--- start of Extracted material ---

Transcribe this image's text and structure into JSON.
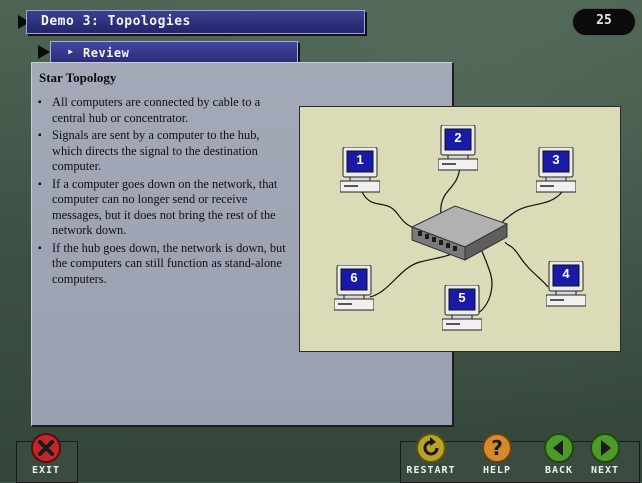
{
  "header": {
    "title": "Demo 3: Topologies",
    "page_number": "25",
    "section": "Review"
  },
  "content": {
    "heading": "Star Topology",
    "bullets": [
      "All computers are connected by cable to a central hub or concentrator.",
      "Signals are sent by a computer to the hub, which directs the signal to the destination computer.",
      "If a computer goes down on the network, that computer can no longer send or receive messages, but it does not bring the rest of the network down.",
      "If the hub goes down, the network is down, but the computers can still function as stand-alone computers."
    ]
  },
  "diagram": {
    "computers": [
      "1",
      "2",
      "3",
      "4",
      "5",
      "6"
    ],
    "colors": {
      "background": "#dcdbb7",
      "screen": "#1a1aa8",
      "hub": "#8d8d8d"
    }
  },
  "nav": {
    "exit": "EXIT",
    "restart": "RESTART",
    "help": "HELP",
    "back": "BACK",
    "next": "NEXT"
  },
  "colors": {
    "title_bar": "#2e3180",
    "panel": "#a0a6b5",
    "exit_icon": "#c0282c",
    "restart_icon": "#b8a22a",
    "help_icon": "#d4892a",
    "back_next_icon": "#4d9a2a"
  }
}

--- end of Extracted material ---
--- start of Extracted material ---

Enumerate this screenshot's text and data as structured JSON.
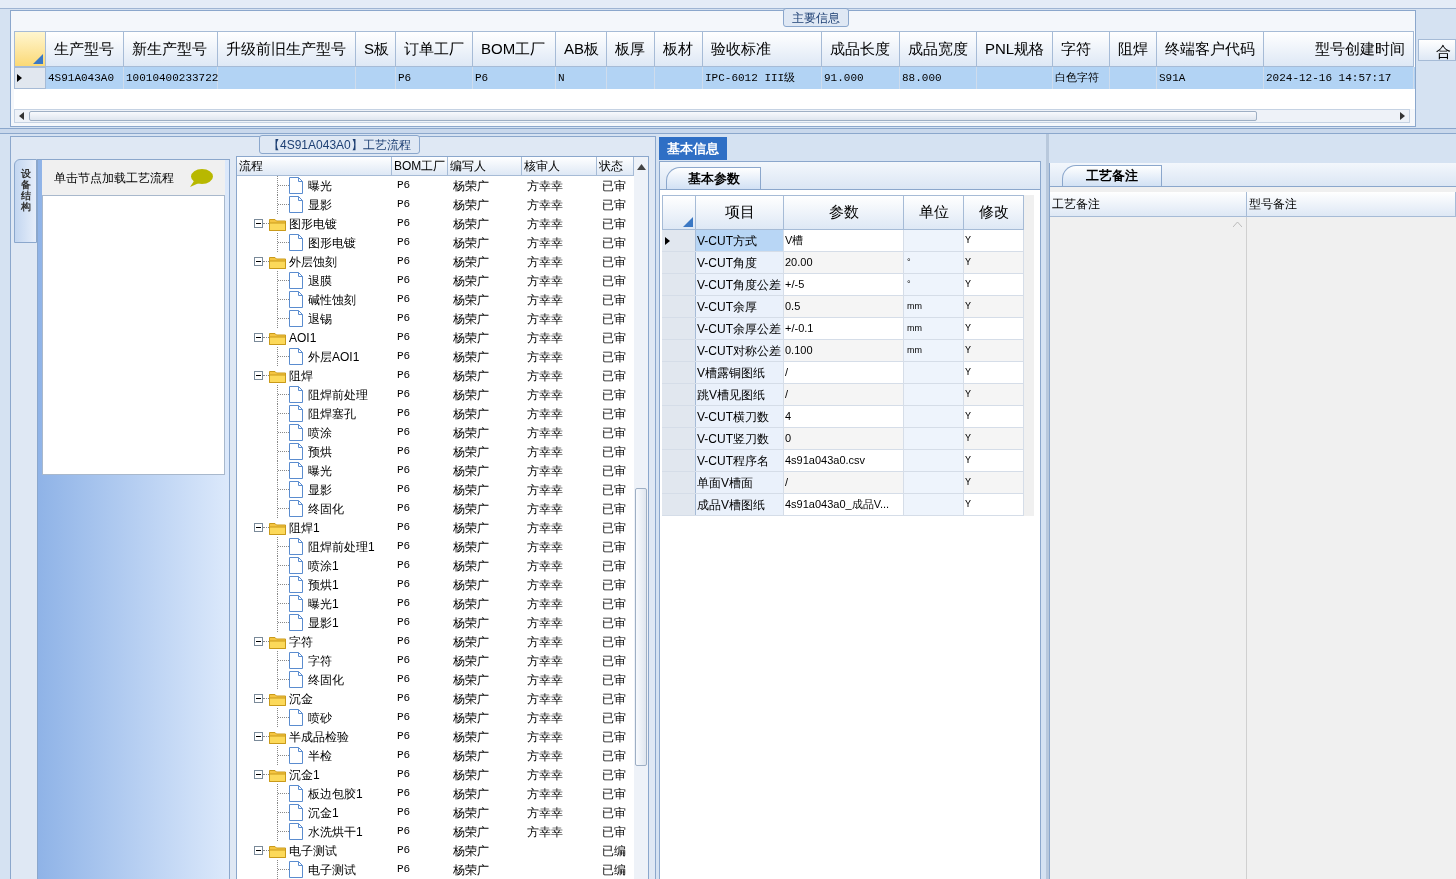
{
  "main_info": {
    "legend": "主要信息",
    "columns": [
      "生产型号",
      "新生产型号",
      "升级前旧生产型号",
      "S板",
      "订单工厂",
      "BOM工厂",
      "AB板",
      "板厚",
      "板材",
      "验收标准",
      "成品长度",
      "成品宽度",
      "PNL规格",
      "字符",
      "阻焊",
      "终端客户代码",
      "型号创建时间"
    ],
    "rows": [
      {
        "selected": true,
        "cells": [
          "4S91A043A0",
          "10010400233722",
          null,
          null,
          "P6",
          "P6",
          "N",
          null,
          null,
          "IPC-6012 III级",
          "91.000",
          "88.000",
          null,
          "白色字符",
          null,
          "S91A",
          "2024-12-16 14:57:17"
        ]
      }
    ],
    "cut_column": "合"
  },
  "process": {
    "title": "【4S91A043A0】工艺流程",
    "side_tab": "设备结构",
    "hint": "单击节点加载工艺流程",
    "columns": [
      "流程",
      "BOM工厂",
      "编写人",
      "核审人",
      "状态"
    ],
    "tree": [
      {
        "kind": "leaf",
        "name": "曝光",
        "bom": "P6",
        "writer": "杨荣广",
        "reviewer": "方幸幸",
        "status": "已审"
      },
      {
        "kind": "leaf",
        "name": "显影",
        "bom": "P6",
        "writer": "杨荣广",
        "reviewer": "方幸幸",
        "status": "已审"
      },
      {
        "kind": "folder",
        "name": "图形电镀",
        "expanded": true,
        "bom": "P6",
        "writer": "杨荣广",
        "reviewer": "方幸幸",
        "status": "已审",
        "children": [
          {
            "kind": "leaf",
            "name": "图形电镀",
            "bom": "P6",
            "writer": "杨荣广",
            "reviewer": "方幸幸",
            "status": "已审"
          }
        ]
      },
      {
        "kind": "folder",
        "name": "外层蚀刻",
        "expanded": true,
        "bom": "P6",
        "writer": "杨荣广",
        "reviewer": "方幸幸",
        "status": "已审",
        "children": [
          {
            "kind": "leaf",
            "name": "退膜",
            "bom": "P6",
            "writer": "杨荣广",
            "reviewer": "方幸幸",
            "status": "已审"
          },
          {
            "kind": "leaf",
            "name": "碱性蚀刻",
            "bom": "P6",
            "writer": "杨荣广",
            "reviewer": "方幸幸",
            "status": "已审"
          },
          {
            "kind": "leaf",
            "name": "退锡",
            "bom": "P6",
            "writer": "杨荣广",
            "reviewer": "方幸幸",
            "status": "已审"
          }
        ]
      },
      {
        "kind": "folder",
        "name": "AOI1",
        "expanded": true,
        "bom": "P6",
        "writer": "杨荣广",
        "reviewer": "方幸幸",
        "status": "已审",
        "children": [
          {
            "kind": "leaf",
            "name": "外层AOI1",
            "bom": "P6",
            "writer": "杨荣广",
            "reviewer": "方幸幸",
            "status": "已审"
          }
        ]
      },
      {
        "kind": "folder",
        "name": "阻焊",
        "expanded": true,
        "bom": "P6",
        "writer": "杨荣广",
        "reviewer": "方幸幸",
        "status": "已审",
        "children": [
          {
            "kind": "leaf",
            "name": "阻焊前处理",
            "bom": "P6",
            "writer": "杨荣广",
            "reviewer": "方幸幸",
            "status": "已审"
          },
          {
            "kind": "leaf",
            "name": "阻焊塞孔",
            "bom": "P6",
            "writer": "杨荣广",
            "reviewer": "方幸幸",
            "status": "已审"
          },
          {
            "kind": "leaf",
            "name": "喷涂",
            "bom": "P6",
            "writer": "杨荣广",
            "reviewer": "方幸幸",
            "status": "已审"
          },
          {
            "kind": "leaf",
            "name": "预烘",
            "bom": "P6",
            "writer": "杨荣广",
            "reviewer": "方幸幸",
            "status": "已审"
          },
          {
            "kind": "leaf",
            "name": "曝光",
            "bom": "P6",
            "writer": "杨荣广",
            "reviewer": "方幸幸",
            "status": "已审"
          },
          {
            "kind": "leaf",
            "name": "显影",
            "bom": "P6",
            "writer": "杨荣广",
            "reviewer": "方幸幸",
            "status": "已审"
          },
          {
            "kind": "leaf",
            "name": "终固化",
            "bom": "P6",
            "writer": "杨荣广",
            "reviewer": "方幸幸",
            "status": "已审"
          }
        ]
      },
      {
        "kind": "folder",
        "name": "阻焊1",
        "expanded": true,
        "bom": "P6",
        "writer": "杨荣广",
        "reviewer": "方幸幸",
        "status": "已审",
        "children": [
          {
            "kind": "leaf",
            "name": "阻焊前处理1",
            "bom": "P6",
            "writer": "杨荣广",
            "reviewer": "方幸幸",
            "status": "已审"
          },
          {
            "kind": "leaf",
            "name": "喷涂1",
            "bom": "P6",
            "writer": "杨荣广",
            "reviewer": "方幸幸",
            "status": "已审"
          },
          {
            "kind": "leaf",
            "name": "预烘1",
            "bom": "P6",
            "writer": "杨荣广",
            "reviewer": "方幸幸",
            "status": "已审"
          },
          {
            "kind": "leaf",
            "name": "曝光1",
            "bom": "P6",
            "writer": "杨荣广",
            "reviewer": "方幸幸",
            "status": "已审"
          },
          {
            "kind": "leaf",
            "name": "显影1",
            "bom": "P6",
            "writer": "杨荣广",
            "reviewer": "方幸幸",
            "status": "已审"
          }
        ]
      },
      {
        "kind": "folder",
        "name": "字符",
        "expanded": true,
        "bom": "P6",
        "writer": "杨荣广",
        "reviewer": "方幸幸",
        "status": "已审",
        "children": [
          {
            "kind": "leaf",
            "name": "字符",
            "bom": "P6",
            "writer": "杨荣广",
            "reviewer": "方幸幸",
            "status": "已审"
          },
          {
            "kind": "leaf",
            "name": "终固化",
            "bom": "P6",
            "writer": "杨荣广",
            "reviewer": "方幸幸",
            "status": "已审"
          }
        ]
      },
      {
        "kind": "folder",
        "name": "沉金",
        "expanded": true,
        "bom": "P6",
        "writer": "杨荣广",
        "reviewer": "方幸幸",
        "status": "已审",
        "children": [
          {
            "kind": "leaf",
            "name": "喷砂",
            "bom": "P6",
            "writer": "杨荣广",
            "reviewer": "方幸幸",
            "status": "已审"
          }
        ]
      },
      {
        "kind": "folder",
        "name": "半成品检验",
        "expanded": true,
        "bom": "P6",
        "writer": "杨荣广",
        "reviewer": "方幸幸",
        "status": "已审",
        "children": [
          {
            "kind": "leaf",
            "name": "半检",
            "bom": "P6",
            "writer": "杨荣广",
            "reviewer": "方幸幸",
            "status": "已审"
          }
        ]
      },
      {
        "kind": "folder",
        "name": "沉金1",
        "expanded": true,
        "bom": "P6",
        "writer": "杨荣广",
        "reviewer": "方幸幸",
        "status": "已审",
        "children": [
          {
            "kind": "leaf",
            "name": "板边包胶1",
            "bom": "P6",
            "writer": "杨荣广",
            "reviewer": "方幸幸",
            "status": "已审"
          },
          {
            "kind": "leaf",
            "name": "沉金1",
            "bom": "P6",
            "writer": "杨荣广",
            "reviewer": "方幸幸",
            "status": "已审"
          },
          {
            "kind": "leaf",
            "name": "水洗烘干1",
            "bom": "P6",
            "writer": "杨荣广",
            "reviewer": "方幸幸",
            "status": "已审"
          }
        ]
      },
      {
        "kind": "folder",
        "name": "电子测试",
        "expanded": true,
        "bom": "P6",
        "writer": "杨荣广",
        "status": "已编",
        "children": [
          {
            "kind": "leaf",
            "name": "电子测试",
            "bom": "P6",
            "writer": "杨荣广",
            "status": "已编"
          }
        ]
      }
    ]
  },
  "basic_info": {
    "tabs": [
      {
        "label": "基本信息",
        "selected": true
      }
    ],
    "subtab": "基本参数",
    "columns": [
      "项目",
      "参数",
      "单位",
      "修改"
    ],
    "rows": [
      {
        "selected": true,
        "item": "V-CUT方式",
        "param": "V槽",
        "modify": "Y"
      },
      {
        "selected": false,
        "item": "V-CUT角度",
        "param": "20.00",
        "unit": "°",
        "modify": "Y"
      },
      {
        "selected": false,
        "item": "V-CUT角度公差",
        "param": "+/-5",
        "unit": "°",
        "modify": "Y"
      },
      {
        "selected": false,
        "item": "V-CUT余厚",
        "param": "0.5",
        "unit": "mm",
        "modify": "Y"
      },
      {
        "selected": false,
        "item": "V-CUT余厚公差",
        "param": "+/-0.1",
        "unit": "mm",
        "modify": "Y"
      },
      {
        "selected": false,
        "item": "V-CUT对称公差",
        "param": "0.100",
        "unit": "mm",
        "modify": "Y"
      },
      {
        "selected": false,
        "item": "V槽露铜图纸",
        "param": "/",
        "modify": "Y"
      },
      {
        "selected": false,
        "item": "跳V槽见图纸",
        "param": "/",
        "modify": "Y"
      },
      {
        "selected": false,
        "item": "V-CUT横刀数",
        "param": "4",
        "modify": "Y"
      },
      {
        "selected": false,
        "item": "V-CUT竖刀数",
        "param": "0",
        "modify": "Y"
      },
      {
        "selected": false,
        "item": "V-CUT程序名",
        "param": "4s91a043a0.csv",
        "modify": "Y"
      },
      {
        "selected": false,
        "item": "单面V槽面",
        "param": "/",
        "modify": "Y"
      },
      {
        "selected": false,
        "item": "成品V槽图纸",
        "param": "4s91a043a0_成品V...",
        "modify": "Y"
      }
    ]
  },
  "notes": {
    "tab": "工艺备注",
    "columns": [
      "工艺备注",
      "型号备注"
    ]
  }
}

--- end of Extracted material ---

_To be done_
Across all the entries, count the lines that contain the word "text" and give the number by itself.

_Result_
2